● **Records for this task**:
┏━━

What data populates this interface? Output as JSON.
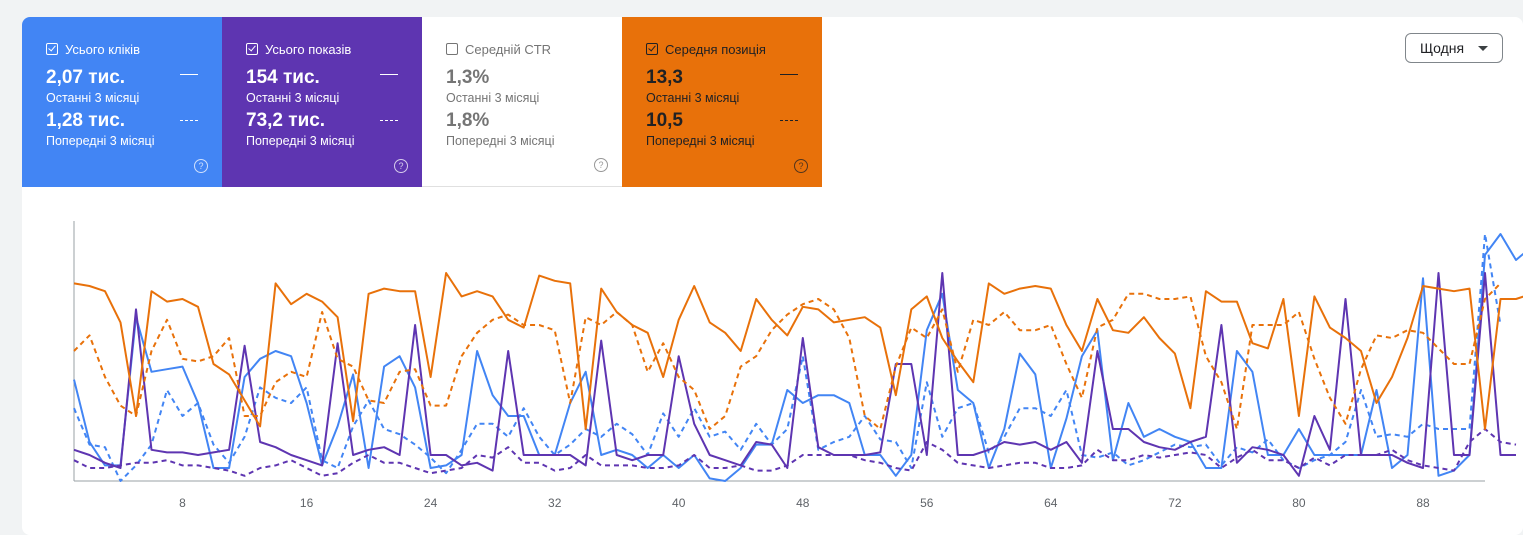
{
  "metrics": [
    {
      "key": "clicks",
      "label": "Усього кліків",
      "checked": true,
      "current_value": "2,07 тис.",
      "current_period": "Останні 3 місяці",
      "previous_value": "1,28 тис.",
      "previous_period": "Попередні 3 місяці",
      "color": "#4285f4"
    },
    {
      "key": "impressions",
      "label": "Усього показів",
      "checked": true,
      "current_value": "154 тис.",
      "current_period": "Останні 3 місяці",
      "previous_value": "73,2 тис.",
      "previous_period": "Попередні 3 місяці",
      "color": "#5e35b1"
    },
    {
      "key": "ctr",
      "label": "Середній CTR",
      "checked": false,
      "current_value": "1,3%",
      "current_period": "Останні 3 місяці",
      "previous_value": "1,8%",
      "previous_period": "Попередні 3 місяці",
      "color": "#ffffff"
    },
    {
      "key": "position",
      "label": "Середня позиція",
      "checked": true,
      "current_value": "13,3",
      "current_period": "Останні 3 місяці",
      "previous_value": "10,5",
      "previous_period": "Попередні 3 місяці",
      "color": "#e8710a"
    }
  ],
  "help_glyph": "?",
  "granularity": {
    "selected": "Щодня"
  },
  "chart_data": {
    "type": "line",
    "x_ticks": [
      8,
      16,
      24,
      32,
      40,
      48,
      56,
      64,
      72,
      80,
      88
    ],
    "xlim": [
      1,
      92
    ],
    "ylim": [
      0,
      100
    ],
    "grid": false,
    "series": [
      {
        "metric": "Усього кліків",
        "period": "Останні 3 місяці",
        "style": "solid",
        "color": "#4285f4",
        "values": [
          39,
          15,
          6,
          6,
          63,
          42,
          43,
          44,
          30,
          5,
          5,
          40,
          47,
          50,
          48,
          30,
          6,
          21,
          41,
          5,
          44,
          48,
          36,
          5,
          6,
          10,
          50,
          33,
          25,
          25,
          10,
          10,
          30,
          42,
          10,
          12,
          10,
          5,
          10,
          5,
          10,
          1,
          0,
          5,
          14,
          14,
          35,
          30,
          33,
          33,
          30,
          10,
          10,
          2,
          10,
          58,
          72,
          35,
          30,
          5,
          20,
          49,
          41,
          5,
          24,
          48,
          58,
          8,
          30,
          17,
          20,
          17,
          15,
          5,
          5,
          50,
          42,
          10,
          10,
          20,
          10,
          10,
          10,
          10,
          35,
          5,
          10,
          78,
          2,
          4,
          10,
          87,
          95,
          85,
          90
        ]
      },
      {
        "metric": "Усього кліків",
        "period": "Попередні 3 місяці",
        "style": "dashed",
        "color": "#4285f4",
        "values": [
          28,
          14,
          13,
          0,
          6,
          14,
          35,
          25,
          30,
          14,
          7,
          17,
          36,
          32,
          30,
          36,
          8,
          5,
          21,
          31,
          20,
          18,
          14,
          9,
          3,
          12,
          22,
          22,
          17,
          28,
          17,
          10,
          14,
          20,
          17,
          22,
          18,
          10,
          26,
          17,
          28,
          17,
          19,
          12,
          22,
          14,
          20,
          48,
          12,
          15,
          17,
          25,
          16,
          15,
          5,
          38,
          17,
          28,
          30,
          11,
          17,
          28,
          28,
          25,
          35,
          10,
          9,
          11,
          6,
          8,
          11,
          14,
          13,
          14,
          6,
          13,
          11,
          16,
          8,
          5,
          8,
          10,
          15,
          35,
          17,
          18,
          17,
          22,
          20,
          20,
          20,
          95,
          60
        ]
      },
      {
        "metric": "Усього показів",
        "period": "Останні 3 місяці",
        "style": "solid",
        "color": "#5e35b1",
        "values": [
          12,
          10,
          7,
          5,
          66,
          12,
          11,
          11,
          10,
          11,
          12,
          52,
          15,
          13,
          10,
          8,
          6,
          53,
          10,
          12,
          13,
          10,
          60,
          10,
          10,
          6,
          7,
          4,
          50,
          10,
          10,
          10,
          10,
          6,
          54,
          10,
          8,
          10,
          10,
          48,
          22,
          10,
          8,
          6,
          15,
          14,
          5,
          55,
          13,
          10,
          10,
          10,
          11,
          45,
          45,
          10,
          80,
          10,
          10,
          12,
          15,
          14,
          15,
          12,
          15,
          7,
          50,
          20,
          20,
          15,
          13,
          12,
          15,
          17,
          60,
          7,
          13,
          12,
          10,
          2,
          25,
          12,
          70,
          10,
          10,
          10,
          7,
          5,
          80,
          10,
          10,
          80,
          10,
          10
        ]
      },
      {
        "metric": "Усього показів",
        "period": "Попередні 3 місяці",
        "style": "dashed",
        "color": "#5e35b1",
        "values": [
          8,
          5,
          5,
          6,
          7,
          7,
          8,
          6,
          6,
          5,
          4,
          2,
          5,
          6,
          8,
          5,
          2,
          3,
          7,
          10,
          7,
          7,
          5,
          3,
          4,
          5,
          10,
          9,
          13,
          7,
          7,
          4,
          5,
          10,
          6,
          6,
          6,
          5,
          5,
          6,
          10,
          5,
          5,
          6,
          4,
          4,
          6,
          10,
          10,
          10,
          10,
          8,
          7,
          5,
          4,
          15,
          12,
          7,
          6,
          5,
          6,
          7,
          7,
          5,
          5,
          6,
          12,
          8,
          8,
          10,
          9,
          10,
          11,
          10,
          5,
          9,
          12,
          8,
          8,
          5,
          9,
          6,
          10,
          10,
          10,
          12,
          8,
          6,
          5,
          4,
          15,
          20,
          15,
          14
        ]
      },
      {
        "metric": "Середня позиція",
        "period": "Останні 3 місяці",
        "style": "solid",
        "color": "#e8710a",
        "values": [
          76,
          75,
          73,
          61,
          25,
          73,
          69,
          70,
          67,
          45,
          41,
          31,
          21,
          76,
          68,
          72,
          69,
          63,
          23,
          72,
          74,
          73,
          73,
          40,
          80,
          71,
          73,
          71,
          62,
          59,
          79,
          77,
          76,
          20,
          74,
          65,
          60,
          57,
          40,
          62,
          75,
          61,
          57,
          50,
          70,
          62,
          56,
          67,
          66,
          61,
          62,
          63,
          59,
          33,
          66,
          71,
          55,
          46,
          38,
          76,
          72,
          74,
          75,
          74,
          60,
          50,
          70,
          58,
          57,
          63,
          55,
          49,
          28,
          73,
          69,
          69,
          53,
          51,
          70,
          25,
          71,
          59,
          55,
          50,
          30,
          40,
          55,
          75,
          74,
          73,
          74,
          20,
          70,
          70,
          72
        ]
      },
      {
        "metric": "Середня позиція",
        "period": "Попередні 3 місяці",
        "style": "dashed",
        "color": "#e8710a",
        "values": [
          50,
          56,
          40,
          29,
          25,
          50,
          62,
          47,
          46,
          48,
          55,
          25,
          25,
          38,
          42,
          40,
          65,
          47,
          44,
          31,
          30,
          42,
          43,
          29,
          29,
          48,
          57,
          62,
          64,
          60,
          60,
          58,
          30,
          63,
          60,
          65,
          60,
          42,
          53,
          40,
          35,
          20,
          25,
          44,
          48,
          58,
          64,
          68,
          70,
          66,
          55,
          25,
          20,
          44,
          59,
          55,
          66,
          42,
          62,
          60,
          65,
          58,
          58,
          60,
          45,
          32,
          59,
          62,
          72,
          72,
          70,
          70,
          71,
          48,
          38,
          20,
          60,
          60,
          60,
          65,
          47,
          32,
          22,
          43,
          56,
          55,
          58,
          57,
          51,
          45,
          45,
          70,
          76
        ]
      }
    ]
  }
}
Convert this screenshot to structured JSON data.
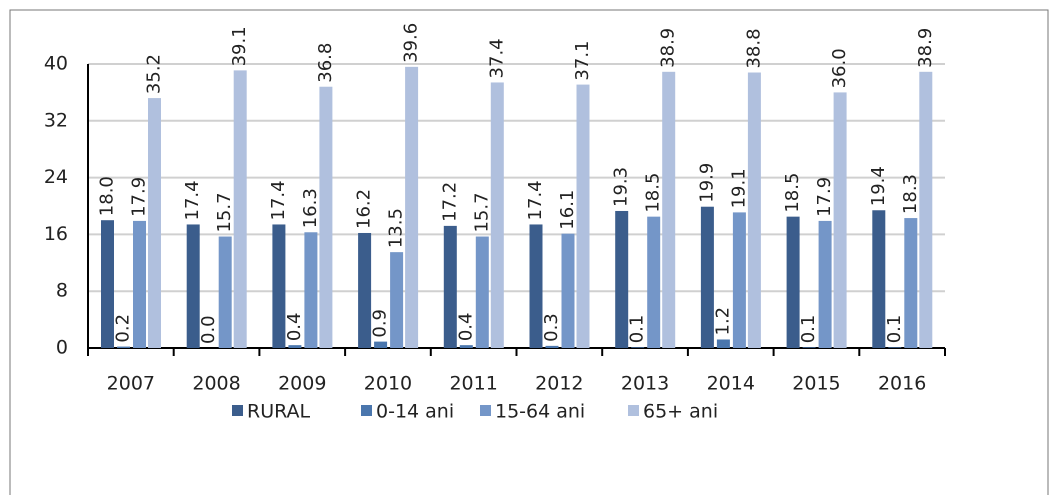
{
  "chart_data": {
    "type": "bar",
    "categories": [
      "2007",
      "2008",
      "2009",
      "2010",
      "2011",
      "2012",
      "2013",
      "2014",
      "2015",
      "2016"
    ],
    "series": [
      {
        "name": "RURAL",
        "color": "#3b5d8c",
        "values": [
          18.0,
          17.4,
          17.4,
          16.2,
          17.2,
          17.4,
          19.3,
          19.9,
          18.5,
          19.4
        ],
        "value_labels": [
          "18.0",
          "17.4",
          "17.4",
          "16.2",
          "17.2",
          "17.4",
          "19.3",
          "19.9",
          "18.5",
          "19.4"
        ]
      },
      {
        "name": "0-14 ani",
        "color": "#4a76ad",
        "values": [
          0.2,
          0.0,
          0.4,
          0.9,
          0.4,
          0.3,
          0.1,
          1.2,
          0.1,
          0.1
        ],
        "value_labels": [
          "0.2",
          "0.0",
          "0.4",
          "0.9",
          "0.4",
          "0.3",
          "0.1",
          "1.2",
          "0.1",
          "0.1"
        ]
      },
      {
        "name": "15-64 ani",
        "color": "#7496c8",
        "values": [
          17.9,
          15.7,
          16.3,
          13.5,
          15.7,
          16.1,
          18.5,
          19.1,
          17.9,
          18.3
        ],
        "value_labels": [
          "17.9",
          "15.7",
          "16.3",
          "13.5",
          "15.7",
          "16.1",
          "18.5",
          "19.1",
          "17.9",
          "18.3"
        ]
      },
      {
        "name": "65+ ani",
        "color": "#b0c0de",
        "values": [
          35.2,
          39.1,
          36.8,
          39.6,
          37.4,
          37.1,
          38.9,
          38.8,
          36.0,
          38.9
        ],
        "value_labels": [
          "35.2",
          "39.1",
          "36.8",
          "39.6",
          "37.4",
          "37.1",
          "38.9",
          "38.8",
          "36.0",
          "38.9"
        ]
      }
    ],
    "ylim": [
      0,
      40
    ],
    "yticks": [
      0,
      8,
      16,
      24,
      32,
      40
    ],
    "grid": true,
    "legend": "bottom"
  }
}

┗━━

● **Your goal**: Identify every line holding the word "JSON" and copy it out.

● **Solution to this problem**:
What data populates this interface? Output as JSON.
Convert this screenshot to structured JSON data.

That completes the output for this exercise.